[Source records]
■ ■ ■
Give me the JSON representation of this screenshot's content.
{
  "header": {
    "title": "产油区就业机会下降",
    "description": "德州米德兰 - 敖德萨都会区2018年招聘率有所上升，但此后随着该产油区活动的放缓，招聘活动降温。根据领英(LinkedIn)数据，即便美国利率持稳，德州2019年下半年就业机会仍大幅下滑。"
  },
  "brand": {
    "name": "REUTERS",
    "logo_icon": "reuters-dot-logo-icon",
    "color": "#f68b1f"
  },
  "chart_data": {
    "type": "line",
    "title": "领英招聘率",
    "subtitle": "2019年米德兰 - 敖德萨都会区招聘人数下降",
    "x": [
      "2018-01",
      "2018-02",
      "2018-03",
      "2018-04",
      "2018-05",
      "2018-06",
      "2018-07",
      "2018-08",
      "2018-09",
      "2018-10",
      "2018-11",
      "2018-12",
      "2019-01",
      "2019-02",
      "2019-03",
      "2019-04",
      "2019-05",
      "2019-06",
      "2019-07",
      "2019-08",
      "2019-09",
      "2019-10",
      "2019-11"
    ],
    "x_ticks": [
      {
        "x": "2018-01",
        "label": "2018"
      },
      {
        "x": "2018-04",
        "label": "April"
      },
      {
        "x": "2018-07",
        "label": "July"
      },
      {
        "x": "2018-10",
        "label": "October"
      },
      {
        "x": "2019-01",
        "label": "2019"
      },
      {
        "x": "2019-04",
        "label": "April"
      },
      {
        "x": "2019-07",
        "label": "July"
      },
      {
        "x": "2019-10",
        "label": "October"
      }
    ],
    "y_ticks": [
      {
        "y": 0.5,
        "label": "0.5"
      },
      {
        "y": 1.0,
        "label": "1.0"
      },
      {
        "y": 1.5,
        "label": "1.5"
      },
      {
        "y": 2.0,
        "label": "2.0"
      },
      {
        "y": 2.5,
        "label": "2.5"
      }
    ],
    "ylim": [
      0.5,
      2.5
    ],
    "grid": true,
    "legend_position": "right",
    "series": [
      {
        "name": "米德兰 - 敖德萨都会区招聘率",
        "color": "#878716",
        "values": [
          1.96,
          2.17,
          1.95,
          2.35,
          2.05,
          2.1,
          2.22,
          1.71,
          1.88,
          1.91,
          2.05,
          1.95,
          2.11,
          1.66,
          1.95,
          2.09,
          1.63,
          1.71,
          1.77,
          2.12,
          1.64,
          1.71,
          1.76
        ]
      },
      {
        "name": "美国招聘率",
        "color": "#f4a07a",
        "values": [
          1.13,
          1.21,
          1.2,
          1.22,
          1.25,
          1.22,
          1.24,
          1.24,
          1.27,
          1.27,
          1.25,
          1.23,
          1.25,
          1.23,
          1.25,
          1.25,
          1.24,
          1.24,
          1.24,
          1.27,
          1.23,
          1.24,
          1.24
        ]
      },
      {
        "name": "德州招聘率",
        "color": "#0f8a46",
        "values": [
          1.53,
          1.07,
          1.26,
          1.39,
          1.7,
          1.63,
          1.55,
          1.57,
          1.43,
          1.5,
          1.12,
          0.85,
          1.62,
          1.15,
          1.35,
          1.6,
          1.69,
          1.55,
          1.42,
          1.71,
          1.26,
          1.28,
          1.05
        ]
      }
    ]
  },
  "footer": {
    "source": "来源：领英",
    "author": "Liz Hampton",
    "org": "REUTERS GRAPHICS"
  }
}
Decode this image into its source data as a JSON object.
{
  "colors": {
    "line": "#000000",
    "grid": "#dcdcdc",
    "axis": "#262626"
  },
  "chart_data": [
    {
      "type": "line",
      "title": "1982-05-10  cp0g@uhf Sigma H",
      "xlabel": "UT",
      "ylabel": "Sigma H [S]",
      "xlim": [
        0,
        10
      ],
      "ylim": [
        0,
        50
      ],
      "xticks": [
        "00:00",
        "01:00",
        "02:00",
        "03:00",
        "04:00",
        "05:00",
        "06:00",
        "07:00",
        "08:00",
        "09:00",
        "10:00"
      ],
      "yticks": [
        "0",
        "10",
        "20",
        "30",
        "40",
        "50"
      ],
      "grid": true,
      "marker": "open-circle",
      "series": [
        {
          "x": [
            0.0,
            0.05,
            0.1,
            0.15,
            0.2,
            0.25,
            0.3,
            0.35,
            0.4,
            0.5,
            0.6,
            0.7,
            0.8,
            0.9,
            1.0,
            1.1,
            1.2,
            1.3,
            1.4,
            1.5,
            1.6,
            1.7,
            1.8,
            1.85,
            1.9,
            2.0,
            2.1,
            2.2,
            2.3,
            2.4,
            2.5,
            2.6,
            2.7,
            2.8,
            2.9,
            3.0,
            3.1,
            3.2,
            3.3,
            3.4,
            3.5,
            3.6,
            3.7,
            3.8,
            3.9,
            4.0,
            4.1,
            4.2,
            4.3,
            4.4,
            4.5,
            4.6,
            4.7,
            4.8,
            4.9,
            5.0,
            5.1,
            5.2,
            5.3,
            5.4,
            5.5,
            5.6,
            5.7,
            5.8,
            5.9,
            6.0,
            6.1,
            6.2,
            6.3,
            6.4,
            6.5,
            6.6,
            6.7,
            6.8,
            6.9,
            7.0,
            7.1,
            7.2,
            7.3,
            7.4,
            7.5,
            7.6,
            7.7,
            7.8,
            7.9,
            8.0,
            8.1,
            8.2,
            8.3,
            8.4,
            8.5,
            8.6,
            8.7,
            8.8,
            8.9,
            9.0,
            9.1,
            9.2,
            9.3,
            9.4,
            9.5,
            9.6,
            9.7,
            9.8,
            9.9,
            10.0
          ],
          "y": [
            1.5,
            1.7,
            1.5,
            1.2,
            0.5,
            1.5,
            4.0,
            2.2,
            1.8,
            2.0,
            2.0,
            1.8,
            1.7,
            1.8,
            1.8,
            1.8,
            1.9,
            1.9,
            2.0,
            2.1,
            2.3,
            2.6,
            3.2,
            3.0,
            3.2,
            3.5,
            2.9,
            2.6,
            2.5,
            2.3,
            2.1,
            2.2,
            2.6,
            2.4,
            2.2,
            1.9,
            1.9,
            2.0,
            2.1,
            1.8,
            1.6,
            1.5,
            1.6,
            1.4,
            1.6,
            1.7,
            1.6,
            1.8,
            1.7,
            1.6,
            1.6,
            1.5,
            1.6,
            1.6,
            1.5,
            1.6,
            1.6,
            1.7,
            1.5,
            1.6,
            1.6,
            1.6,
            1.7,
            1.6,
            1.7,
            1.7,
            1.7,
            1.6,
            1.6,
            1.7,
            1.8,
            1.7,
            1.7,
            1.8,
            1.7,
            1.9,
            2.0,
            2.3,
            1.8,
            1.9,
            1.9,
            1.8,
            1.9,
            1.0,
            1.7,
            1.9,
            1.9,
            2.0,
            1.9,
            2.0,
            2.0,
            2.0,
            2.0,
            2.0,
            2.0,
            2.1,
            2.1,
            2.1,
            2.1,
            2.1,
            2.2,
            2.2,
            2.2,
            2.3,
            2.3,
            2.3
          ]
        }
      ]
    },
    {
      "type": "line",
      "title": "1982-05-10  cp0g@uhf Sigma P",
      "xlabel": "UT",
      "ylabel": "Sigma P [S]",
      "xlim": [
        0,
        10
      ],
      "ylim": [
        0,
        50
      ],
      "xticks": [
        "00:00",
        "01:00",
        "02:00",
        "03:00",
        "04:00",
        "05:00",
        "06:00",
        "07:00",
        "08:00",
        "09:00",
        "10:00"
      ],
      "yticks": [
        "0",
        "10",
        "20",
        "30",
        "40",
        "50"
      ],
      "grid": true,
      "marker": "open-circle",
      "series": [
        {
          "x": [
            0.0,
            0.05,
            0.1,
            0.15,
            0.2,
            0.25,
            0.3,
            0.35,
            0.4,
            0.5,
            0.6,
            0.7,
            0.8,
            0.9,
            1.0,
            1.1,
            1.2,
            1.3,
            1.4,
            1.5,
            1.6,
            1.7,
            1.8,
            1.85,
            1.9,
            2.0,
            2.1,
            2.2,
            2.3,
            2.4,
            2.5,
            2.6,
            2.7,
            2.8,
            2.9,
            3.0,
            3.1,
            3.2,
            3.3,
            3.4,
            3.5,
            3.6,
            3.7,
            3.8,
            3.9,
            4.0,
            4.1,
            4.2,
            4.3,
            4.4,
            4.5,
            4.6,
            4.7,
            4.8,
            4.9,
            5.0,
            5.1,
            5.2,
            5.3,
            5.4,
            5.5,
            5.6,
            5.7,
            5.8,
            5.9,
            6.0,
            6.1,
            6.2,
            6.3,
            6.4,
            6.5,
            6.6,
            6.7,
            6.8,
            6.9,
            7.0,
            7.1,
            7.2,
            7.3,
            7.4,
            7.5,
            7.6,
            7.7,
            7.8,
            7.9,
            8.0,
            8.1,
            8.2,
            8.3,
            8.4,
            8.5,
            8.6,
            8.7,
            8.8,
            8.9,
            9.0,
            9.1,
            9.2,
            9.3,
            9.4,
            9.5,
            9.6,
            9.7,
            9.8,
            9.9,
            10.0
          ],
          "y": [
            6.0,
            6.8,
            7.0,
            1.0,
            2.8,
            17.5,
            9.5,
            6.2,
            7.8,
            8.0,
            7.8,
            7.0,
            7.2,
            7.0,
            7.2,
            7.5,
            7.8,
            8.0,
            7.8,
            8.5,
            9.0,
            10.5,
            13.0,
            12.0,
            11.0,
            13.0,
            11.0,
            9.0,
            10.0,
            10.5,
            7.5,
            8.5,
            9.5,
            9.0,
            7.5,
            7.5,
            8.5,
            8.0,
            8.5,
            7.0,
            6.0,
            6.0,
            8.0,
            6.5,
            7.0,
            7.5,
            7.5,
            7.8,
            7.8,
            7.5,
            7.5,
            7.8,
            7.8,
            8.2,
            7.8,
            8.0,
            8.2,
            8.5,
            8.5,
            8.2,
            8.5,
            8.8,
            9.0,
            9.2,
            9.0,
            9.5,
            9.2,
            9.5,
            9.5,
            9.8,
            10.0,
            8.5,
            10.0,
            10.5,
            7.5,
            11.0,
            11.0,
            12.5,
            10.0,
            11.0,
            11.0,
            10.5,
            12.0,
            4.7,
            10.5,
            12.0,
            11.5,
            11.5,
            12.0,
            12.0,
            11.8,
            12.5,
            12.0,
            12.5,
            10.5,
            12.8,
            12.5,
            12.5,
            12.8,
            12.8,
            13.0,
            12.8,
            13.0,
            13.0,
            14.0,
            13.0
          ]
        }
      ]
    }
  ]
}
■ ■ ■
__Task instructions__: Isolate the lines that hold the word "grid" and copy all of them.

__Expected answer__:
    "grid": true,
    "grid": "#dcdcdc",
      "grid": true,
      "grid": true,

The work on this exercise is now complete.